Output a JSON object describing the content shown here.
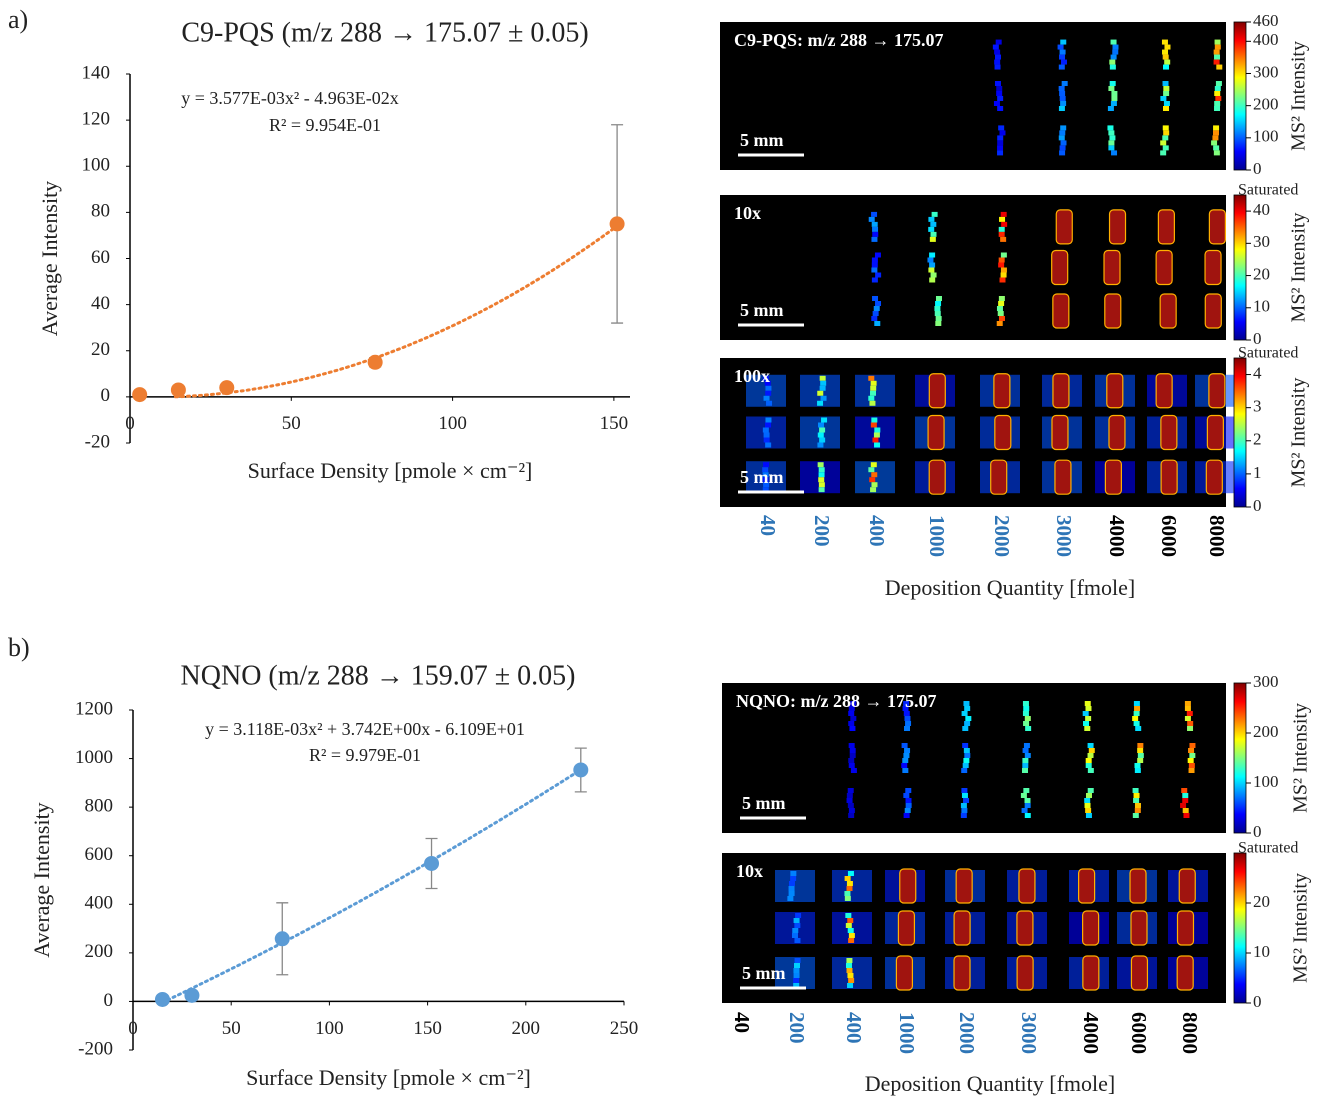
{
  "panel_labels": [
    "a)",
    "b)"
  ],
  "chart_data": [
    {
      "type": "scatter",
      "title": "C9-PQS (m/z 288 → 175.07 ± 0.05)",
      "xlabel": "Surface Density [pmole × cm⁻²]",
      "ylabel": "Average Intensity",
      "x": [
        3,
        15,
        30,
        76,
        151
      ],
      "values": [
        1,
        3,
        4,
        15,
        75
      ],
      "errors": [
        0.5,
        1,
        1.5,
        2,
        43
      ],
      "color": "#ed7d31",
      "xlim": [
        0,
        155
      ],
      "ylim": [
        -20,
        140
      ],
      "xticks": [
        0,
        50,
        100,
        150
      ],
      "yticks": [
        -20,
        0,
        20,
        40,
        60,
        80,
        100,
        120,
        140
      ],
      "trendline": {
        "coefficients": [
          0.003577,
          -0.04963
        ],
        "equation": "y = 3.577E-03x² - 4.963E-02x",
        "r_squared": "R² = 9.954E-01"
      }
    },
    {
      "type": "scatter",
      "title": "NQNO (m/z 288 → 159.07 ± 0.05)",
      "xlabel": "Surface Density [pmole × cm⁻²]",
      "ylabel": "Average Intensity",
      "x": [
        15,
        30,
        76,
        152,
        228
      ],
      "values": [
        8,
        25,
        258,
        568,
        953
      ],
      "errors": [
        5,
        5,
        148,
        103,
        90
      ],
      "color": "#5b9bd5",
      "xlim": [
        0,
        250
      ],
      "ylim": [
        -200,
        1200
      ],
      "xticks": [
        0,
        50,
        100,
        150,
        200,
        250
      ],
      "yticks": [
        -200,
        0,
        200,
        400,
        600,
        800,
        1000,
        1200
      ],
      "trendline": {
        "coefficients": [
          0.003118,
          3.742,
          -61.09
        ],
        "equation": "y = 3.118E-03x² + 3.742E+00x - 6.109E+01",
        "r_squared": "R² = 9.979E-01"
      }
    }
  ],
  "images": [
    {
      "xlabel": "Deposition Quantity [fmole]",
      "categories": [
        "40",
        "200",
        "400",
        "1000",
        "2000",
        "3000",
        "4000",
        "6000",
        "8000"
      ],
      "category_colors": [
        "#2e75b6",
        "#2e75b6",
        "#2e75b6",
        "#2e75b6",
        "#2e75b6",
        "#2e75b6",
        "#000000",
        "#000000",
        "#000000"
      ],
      "strips": [
        {
          "label": "C9-PQS: m/z 288 → 175.07",
          "scale_bar": "5 mm",
          "colorbar": {
            "label": "MS² Intensity",
            "clim": [
              0,
              460
            ],
            "ticks": [
              0,
              100,
              200,
              300,
              400,
              460
            ]
          }
        },
        {
          "label": "10x",
          "scale_bar": "5 mm",
          "colorbar": {
            "label": "MS² Intensity",
            "clim": [
              0,
              45
            ],
            "ticks": [
              0,
              10,
              20,
              30,
              40
            ],
            "top_label": "Saturated"
          }
        },
        {
          "label": "100x",
          "scale_bar": "5 mm",
          "colorbar": {
            "label": "MS² Intensity",
            "clim": [
              0,
              4.5
            ],
            "ticks": [
              0,
              1,
              2,
              3,
              4
            ],
            "top_label": "Saturated"
          }
        }
      ]
    },
    {
      "xlabel": "Deposition Quantity [fmole]",
      "categories": [
        "40",
        "200",
        "400",
        "1000",
        "2000",
        "3000",
        "4000",
        "6000",
        "8000"
      ],
      "category_colors": [
        "#000000",
        "#2e75b6",
        "#2e75b6",
        "#2e75b6",
        "#2e75b6",
        "#2e75b6",
        "#000000",
        "#000000",
        "#000000"
      ],
      "strips": [
        {
          "label": "NQNO: m/z 288 → 175.07",
          "scale_bar": "5 mm",
          "colorbar": {
            "label": "MS² Intensity",
            "clim": [
              0,
              300
            ],
            "ticks": [
              0,
              100,
              200,
              300
            ]
          }
        },
        {
          "label": "10x",
          "scale_bar": "5 mm",
          "colorbar": {
            "label": "MS² Intensity",
            "clim": [
              0,
              30
            ],
            "ticks": [
              0,
              10,
              20
            ],
            "top_label": "Saturated"
          }
        }
      ]
    }
  ]
}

* * * * * * *

Problem details: Write out the material above once more, exactly as it reads, with no pictures.

Full answer:
Output a JSON object describing the content shown here.
{
  "panel_labels": [
    "a)",
    "b)"
  ],
  "chart_data": [
    {
      "type": "scatter",
      "title": "C9-PQS (m/z 288 → 175.07 ± 0.05)",
      "xlabel": "Surface Density [pmole × cm⁻²]",
      "ylabel": "Average Intensity",
      "x": [
        3,
        15,
        30,
        76,
        151
      ],
      "values": [
        1,
        3,
        4,
        15,
        75
      ],
      "errors": [
        0.5,
        1,
        1.5,
        2,
        43
      ],
      "color": "#ed7d31",
      "xlim": [
        0,
        155
      ],
      "ylim": [
        -20,
        140
      ],
      "xticks": [
        0,
        50,
        100,
        150
      ],
      "yticks": [
        -20,
        0,
        20,
        40,
        60,
        80,
        100,
        120,
        140
      ],
      "trendline": {
        "coefficients": [
          0.003577,
          -0.04963
        ],
        "equation": "y = 3.577E-03x² - 4.963E-02x",
        "r_squared": "R² = 9.954E-01"
      }
    },
    {
      "type": "scatter",
      "title": "NQNO (m/z 288 → 159.07 ± 0.05)",
      "xlabel": "Surface Density [pmole × cm⁻²]",
      "ylabel": "Average Intensity",
      "x": [
        15,
        30,
        76,
        152,
        228
      ],
      "values": [
        8,
        25,
        258,
        568,
        953
      ],
      "errors": [
        5,
        5,
        148,
        103,
        90
      ],
      "color": "#5b9bd5",
      "xlim": [
        0,
        250
      ],
      "ylim": [
        -200,
        1200
      ],
      "xticks": [
        0,
        50,
        100,
        150,
        200,
        250
      ],
      "yticks": [
        -200,
        0,
        200,
        400,
        600,
        800,
        1000,
        1200
      ],
      "trendline": {
        "coefficients": [
          0.003118,
          3.742,
          -61.09
        ],
        "equation": "y = 3.118E-03x² + 3.742E+00x - 6.109E+01",
        "r_squared": "R² = 9.979E-01"
      }
    }
  ],
  "images": [
    {
      "xlabel": "Deposition Quantity [fmole]",
      "categories": [
        "40",
        "200",
        "400",
        "1000",
        "2000",
        "3000",
        "4000",
        "6000",
        "8000"
      ],
      "category_colors": [
        "#2e75b6",
        "#2e75b6",
        "#2e75b6",
        "#2e75b6",
        "#2e75b6",
        "#2e75b6",
        "#000000",
        "#000000",
        "#000000"
      ],
      "strips": [
        {
          "label": "C9-PQS: m/z 288 → 175.07",
          "scale_bar": "5 mm",
          "colorbar": {
            "label": "MS² Intensity",
            "clim": [
              0,
              460
            ],
            "ticks": [
              0,
              100,
              200,
              300,
              400,
              460
            ]
          }
        },
        {
          "label": "10x",
          "scale_bar": "5 mm",
          "colorbar": {
            "label": "MS² Intensity",
            "clim": [
              0,
              45
            ],
            "ticks": [
              0,
              10,
              20,
              30,
              40
            ],
            "top_label": "Saturated"
          }
        },
        {
          "label": "100x",
          "scale_bar": "5 mm",
          "colorbar": {
            "label": "MS² Intensity",
            "clim": [
              0,
              4.5
            ],
            "ticks": [
              0,
              1,
              2,
              3,
              4
            ],
            "top_label": "Saturated"
          }
        }
      ]
    },
    {
      "xlabel": "Deposition Quantity [fmole]",
      "categories": [
        "40",
        "200",
        "400",
        "1000",
        "2000",
        "3000",
        "4000",
        "6000",
        "8000"
      ],
      "category_colors": [
        "#000000",
        "#2e75b6",
        "#2e75b6",
        "#2e75b6",
        "#2e75b6",
        "#2e75b6",
        "#000000",
        "#000000",
        "#000000"
      ],
      "strips": [
        {
          "label": "NQNO: m/z 288 → 175.07",
          "scale_bar": "5 mm",
          "colorbar": {
            "label": "MS² Intensity",
            "clim": [
              0,
              300
            ],
            "ticks": [
              0,
              100,
              200,
              300
            ]
          }
        },
        {
          "label": "10x",
          "scale_bar": "5 mm",
          "colorbar": {
            "label": "MS² Intensity",
            "clim": [
              0,
              30
            ],
            "ticks": [
              0,
              10,
              20
            ],
            "top_label": "Saturated"
          }
        }
      ]
    }
  ]
}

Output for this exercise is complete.